====== EXTRACTED MATERIAL ======

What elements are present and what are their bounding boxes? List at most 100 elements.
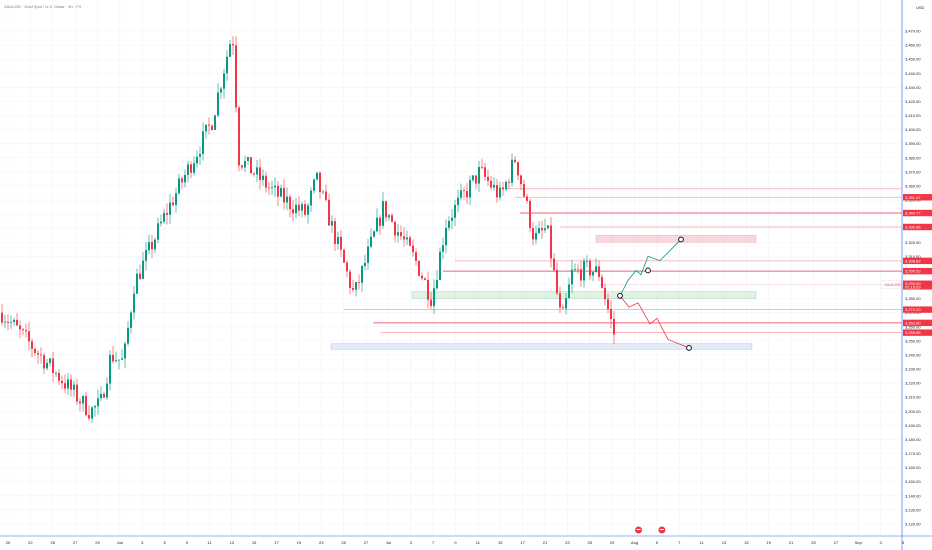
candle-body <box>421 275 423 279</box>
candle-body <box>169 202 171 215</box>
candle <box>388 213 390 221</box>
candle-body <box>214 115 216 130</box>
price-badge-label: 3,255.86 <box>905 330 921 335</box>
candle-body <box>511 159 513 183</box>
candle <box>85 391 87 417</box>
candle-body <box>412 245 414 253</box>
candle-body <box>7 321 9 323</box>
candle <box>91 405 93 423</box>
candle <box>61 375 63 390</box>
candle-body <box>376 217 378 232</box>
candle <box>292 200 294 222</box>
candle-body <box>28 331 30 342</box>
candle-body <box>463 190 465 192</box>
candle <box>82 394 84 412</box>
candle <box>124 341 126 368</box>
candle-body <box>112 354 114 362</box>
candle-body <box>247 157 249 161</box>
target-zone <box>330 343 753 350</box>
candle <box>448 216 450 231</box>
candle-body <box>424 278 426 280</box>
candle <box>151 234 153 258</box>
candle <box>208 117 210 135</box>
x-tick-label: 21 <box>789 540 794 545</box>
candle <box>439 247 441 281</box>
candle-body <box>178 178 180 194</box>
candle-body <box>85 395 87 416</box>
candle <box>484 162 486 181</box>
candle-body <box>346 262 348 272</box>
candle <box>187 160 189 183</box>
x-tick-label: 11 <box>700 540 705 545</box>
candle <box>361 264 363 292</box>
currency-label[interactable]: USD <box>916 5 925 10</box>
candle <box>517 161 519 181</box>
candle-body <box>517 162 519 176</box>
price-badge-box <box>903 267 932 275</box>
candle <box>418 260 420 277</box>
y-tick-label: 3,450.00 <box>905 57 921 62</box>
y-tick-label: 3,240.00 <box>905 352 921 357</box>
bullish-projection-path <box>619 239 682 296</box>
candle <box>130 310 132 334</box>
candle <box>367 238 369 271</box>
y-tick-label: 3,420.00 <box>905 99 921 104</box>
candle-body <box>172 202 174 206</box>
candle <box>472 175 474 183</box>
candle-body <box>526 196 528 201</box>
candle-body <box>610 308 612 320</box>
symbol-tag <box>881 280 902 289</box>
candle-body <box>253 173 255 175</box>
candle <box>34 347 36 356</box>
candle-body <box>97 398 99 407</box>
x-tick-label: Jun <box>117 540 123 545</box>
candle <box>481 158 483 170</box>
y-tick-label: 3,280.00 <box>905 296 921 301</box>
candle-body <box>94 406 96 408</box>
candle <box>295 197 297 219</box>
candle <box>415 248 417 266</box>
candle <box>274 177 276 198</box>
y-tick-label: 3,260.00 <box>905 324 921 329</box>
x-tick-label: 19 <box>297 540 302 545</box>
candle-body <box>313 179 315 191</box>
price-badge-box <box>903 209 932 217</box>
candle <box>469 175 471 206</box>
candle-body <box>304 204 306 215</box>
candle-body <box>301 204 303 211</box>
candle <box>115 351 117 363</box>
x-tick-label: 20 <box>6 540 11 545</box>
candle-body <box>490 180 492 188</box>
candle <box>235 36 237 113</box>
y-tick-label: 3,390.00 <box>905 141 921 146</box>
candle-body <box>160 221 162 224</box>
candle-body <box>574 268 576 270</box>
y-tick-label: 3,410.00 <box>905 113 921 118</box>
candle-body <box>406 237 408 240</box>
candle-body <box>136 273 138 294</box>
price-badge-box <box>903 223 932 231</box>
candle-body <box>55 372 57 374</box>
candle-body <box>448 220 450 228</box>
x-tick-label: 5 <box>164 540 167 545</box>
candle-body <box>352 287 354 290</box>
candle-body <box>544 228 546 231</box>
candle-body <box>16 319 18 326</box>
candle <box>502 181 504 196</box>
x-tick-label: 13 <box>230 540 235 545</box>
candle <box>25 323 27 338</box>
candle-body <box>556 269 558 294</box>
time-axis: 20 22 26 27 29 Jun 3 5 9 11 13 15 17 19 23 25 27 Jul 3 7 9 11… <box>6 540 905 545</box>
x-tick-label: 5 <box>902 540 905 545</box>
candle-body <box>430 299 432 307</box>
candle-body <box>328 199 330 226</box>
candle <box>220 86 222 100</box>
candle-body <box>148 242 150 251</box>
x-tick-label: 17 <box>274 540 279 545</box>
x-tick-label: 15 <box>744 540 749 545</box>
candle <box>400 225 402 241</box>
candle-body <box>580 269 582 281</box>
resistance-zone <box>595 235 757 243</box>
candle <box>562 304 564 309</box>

======
====== EXTRACTED MATERIAL ======

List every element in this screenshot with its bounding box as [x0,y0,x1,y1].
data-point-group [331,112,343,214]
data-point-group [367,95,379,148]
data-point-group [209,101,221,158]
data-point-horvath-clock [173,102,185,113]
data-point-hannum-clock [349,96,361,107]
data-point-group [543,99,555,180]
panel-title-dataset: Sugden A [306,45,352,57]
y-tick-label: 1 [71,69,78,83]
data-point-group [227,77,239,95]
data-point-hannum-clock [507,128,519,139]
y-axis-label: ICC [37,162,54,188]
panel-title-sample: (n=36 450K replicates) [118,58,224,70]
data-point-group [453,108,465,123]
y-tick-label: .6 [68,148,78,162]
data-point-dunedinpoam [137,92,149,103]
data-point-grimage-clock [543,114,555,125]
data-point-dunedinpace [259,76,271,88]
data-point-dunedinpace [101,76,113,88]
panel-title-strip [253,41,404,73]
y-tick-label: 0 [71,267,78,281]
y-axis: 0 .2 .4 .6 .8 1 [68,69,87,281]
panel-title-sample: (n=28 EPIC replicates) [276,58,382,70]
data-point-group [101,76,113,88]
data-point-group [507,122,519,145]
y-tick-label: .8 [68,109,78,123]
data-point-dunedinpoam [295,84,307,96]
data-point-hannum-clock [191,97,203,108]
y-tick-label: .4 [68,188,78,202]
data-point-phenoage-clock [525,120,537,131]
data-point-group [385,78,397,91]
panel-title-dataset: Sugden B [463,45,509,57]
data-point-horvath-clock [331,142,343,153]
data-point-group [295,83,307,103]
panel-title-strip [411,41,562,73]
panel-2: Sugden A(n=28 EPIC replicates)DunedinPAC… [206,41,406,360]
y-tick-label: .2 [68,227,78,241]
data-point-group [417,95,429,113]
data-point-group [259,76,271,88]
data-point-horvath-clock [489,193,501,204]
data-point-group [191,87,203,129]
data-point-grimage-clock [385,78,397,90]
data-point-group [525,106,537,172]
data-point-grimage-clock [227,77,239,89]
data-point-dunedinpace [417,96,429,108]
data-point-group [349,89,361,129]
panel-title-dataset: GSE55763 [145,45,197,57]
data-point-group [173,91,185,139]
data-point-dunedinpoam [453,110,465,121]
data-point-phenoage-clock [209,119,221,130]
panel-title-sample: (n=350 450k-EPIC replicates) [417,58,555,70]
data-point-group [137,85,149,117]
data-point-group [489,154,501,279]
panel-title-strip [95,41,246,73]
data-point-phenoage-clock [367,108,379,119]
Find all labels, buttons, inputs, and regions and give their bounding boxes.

======

● **EXERCISE AIM**:
Reproduce verbatim every line of the records from the one containing "List every element" down to the one containing "panel-title-strip [411,41,562,73]", with both of those lines included.

● **EXPECTED OUTPUT**:
List every element in this screenshot with its bounding box as [x0,y0,x1,y1].
data-point-group [331,112,343,214]
data-point-group [367,95,379,148]
data-point-group [209,101,221,158]
data-point-horvath-clock [173,102,185,113]
data-point-hannum-clock [349,96,361,107]
data-point-group [543,99,555,180]
panel-title-dataset: Sugden A [306,45,352,57]
y-tick-label: 1 [71,69,78,83]
data-point-group [227,77,239,95]
data-point-hannum-clock [507,128,519,139]
y-axis-label: ICC [37,162,54,188]
panel-title-sample: (n=36 450K replicates) [118,58,224,70]
data-point-group [453,108,465,123]
y-tick-label: .6 [68,148,78,162]
data-point-dunedinpoam [137,92,149,103]
data-point-grimage-clock [543,114,555,125]
data-point-dunedinpace [259,76,271,88]
data-point-dunedinpace [101,76,113,88]
panel-title-strip [253,41,404,73]
y-tick-label: 0 [71,267,78,281]
y-axis: 0 .2 .4 .6 .8 1 [68,69,87,281]
panel-title-sample: (n=28 EPIC replicates) [276,58,382,70]
data-point-group [101,76,113,88]
data-point-group [507,122,519,145]
y-tick-label: .8 [68,109,78,123]
data-point-dunedinpoam [295,84,307,96]
data-point-hannum-clock [191,97,203,108]
y-tick-label: .4 [68,188,78,202]
data-point-phenoage-clock [525,120,537,131]
data-point-group [385,78,397,91]
panel-title-dataset: Sugden B [463,45,509,57]
data-point-horvath-clock [331,142,343,153]
data-point-group [295,83,307,103]
panel-title-strip [411,41,562,73]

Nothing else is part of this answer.